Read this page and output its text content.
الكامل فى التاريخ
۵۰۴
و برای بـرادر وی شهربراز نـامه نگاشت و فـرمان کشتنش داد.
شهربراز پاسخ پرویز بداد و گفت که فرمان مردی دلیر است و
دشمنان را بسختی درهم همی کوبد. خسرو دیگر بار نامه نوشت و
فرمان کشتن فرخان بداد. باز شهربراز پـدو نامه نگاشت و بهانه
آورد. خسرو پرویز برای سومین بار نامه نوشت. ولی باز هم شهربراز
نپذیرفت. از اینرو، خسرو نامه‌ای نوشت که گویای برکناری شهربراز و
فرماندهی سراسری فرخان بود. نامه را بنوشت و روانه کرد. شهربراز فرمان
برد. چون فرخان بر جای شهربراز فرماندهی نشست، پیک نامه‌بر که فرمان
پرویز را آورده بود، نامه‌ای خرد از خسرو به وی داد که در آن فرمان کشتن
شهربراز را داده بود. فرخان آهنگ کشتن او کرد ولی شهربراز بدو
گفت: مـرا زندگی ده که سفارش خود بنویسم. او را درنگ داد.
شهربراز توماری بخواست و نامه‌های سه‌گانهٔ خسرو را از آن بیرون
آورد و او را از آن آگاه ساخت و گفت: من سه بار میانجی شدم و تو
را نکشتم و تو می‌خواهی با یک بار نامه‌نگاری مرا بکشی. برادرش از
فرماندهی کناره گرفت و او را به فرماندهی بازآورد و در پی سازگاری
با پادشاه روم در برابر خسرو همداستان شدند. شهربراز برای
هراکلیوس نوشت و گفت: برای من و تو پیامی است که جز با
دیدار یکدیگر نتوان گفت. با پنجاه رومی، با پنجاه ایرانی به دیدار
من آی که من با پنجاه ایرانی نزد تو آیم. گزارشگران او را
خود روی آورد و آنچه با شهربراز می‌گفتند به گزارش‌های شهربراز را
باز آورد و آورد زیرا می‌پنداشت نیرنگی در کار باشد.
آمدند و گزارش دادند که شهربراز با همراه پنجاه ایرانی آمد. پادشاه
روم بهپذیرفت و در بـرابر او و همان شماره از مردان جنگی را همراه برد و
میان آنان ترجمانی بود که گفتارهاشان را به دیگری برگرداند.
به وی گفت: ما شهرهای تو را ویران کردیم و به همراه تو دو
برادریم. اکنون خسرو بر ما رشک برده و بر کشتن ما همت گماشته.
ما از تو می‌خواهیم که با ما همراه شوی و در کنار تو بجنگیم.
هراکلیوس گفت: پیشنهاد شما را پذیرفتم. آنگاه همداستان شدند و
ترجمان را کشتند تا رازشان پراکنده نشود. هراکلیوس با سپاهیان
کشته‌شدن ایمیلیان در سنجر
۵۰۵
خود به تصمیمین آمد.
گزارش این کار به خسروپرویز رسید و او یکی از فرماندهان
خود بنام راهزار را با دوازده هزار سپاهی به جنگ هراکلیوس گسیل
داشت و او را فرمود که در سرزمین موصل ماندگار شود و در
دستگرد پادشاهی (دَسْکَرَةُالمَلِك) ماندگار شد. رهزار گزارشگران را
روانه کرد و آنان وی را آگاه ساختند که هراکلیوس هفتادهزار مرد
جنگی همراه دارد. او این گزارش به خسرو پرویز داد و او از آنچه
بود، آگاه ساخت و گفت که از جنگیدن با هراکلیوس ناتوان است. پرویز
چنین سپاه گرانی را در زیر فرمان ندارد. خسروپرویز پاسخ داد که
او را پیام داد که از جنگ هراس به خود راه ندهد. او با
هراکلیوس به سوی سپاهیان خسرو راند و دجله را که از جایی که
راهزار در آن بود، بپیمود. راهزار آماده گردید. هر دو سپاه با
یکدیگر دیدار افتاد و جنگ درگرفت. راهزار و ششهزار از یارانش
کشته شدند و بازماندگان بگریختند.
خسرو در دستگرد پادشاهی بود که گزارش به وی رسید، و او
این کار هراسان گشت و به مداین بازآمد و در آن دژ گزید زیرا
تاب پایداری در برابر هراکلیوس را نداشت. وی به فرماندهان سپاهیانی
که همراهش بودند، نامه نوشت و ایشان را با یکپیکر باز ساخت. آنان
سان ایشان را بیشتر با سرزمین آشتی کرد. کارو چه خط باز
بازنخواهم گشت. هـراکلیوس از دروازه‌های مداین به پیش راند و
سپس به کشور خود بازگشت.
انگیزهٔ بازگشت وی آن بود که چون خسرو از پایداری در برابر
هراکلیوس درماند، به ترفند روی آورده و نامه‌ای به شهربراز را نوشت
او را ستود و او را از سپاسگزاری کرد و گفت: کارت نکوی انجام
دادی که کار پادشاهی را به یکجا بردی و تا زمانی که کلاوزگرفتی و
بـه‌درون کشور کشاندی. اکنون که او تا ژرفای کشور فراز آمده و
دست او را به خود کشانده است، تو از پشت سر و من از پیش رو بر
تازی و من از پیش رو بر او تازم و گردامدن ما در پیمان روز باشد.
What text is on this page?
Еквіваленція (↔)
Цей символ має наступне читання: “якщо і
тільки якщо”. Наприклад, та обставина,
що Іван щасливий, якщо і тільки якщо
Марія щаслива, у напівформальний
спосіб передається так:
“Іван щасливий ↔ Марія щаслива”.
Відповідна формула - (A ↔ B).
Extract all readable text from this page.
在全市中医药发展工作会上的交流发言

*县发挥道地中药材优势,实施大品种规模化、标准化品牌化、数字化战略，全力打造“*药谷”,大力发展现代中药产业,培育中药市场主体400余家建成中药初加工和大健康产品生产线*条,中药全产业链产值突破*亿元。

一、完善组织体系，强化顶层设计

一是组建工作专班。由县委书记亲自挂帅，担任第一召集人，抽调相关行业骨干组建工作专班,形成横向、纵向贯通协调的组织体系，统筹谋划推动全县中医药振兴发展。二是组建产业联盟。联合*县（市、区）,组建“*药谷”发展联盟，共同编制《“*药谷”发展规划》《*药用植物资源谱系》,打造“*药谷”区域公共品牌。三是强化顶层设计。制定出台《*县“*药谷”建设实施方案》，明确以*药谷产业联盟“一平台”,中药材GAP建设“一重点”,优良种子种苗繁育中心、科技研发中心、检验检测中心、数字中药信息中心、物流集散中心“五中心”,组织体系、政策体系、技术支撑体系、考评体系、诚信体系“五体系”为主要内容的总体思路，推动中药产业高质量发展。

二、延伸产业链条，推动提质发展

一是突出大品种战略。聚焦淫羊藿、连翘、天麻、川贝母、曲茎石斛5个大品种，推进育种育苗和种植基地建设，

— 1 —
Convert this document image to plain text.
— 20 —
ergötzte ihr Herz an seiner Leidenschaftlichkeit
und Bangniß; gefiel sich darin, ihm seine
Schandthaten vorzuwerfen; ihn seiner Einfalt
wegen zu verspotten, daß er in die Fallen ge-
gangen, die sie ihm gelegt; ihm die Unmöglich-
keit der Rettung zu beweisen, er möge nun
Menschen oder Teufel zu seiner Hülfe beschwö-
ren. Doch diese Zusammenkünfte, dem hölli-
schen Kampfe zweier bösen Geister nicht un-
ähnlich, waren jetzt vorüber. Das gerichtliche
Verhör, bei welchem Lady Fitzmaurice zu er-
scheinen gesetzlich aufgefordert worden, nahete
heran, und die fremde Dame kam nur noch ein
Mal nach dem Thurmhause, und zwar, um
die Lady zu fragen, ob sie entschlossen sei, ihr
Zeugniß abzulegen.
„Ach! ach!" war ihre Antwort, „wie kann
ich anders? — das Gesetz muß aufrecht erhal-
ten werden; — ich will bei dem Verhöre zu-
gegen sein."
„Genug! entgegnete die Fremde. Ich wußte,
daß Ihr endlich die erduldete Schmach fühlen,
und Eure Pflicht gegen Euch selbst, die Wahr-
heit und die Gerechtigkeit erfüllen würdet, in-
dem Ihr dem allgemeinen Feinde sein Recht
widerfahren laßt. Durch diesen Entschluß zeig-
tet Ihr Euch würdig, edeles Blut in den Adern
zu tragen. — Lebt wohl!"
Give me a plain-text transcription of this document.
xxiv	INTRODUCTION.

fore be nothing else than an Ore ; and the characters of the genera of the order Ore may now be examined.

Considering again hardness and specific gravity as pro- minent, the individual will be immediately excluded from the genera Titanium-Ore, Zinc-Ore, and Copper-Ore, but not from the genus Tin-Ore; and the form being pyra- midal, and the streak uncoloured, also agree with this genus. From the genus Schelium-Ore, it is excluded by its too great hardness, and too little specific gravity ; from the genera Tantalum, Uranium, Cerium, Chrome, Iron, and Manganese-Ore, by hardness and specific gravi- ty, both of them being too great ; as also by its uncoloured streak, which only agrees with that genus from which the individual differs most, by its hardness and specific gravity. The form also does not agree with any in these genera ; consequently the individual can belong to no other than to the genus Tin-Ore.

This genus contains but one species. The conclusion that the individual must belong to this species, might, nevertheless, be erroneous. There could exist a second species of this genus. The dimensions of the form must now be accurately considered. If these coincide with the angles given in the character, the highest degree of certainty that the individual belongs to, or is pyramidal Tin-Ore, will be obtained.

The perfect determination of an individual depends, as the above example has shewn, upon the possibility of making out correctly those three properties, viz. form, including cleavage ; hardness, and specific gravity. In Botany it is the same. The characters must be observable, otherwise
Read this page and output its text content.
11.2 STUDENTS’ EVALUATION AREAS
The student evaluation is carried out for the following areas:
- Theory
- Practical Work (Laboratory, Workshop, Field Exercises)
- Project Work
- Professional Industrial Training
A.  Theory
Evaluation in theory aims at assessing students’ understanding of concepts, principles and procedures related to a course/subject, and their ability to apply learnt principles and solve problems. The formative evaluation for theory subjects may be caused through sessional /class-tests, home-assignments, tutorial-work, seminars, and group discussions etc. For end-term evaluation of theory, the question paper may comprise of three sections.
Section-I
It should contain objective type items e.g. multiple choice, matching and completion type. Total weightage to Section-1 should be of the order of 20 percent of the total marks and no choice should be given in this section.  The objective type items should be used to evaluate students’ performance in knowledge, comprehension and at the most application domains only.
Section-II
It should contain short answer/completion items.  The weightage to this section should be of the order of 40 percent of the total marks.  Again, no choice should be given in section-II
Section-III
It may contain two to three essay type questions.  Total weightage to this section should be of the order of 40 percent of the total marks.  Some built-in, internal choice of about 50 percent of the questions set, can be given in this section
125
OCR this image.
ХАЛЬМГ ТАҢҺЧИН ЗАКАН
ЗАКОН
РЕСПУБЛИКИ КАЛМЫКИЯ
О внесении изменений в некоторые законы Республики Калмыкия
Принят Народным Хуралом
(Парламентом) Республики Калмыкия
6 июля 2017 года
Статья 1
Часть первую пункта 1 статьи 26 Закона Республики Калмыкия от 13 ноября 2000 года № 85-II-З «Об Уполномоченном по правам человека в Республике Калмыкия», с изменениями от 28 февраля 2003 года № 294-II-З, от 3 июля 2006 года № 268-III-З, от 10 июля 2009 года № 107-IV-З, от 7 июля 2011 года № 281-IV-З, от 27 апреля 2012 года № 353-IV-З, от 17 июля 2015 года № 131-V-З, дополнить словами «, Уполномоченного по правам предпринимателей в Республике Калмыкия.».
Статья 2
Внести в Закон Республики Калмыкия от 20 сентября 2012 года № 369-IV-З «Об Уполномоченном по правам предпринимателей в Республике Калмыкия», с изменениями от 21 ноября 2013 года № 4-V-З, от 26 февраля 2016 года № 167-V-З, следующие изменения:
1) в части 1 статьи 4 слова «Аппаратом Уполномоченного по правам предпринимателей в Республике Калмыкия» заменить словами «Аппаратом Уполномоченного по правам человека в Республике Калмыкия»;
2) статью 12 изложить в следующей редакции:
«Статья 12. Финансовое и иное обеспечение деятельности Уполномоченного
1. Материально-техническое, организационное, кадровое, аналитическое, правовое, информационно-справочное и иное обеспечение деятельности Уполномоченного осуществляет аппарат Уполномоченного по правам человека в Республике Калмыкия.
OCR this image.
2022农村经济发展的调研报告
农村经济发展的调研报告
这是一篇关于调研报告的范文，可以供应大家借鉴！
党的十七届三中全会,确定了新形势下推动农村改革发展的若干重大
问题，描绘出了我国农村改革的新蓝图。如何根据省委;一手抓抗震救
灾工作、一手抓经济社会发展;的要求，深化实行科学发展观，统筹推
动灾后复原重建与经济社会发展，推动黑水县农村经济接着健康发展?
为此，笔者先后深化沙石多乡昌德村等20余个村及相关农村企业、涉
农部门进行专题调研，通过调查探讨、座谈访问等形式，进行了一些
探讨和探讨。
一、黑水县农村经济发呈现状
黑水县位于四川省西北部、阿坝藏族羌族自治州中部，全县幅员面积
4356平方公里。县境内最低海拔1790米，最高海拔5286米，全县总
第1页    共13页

**PROBLEM TO SOLVE:**
Within the listing above, find every line containing the string "characters" and return it.

**EXERCISE ANSWER:**
fore be nothing else than an Ore ; and the characters of the genera of the order Ore may now be examined.
The perfect determination of an individual depends, as the above example has shewn, upon the possibility of making out correctly those three properties, viz. form, including cleavage ; hardness, and specific gravity. In Botany it is the same. The characters must be observable, otherwise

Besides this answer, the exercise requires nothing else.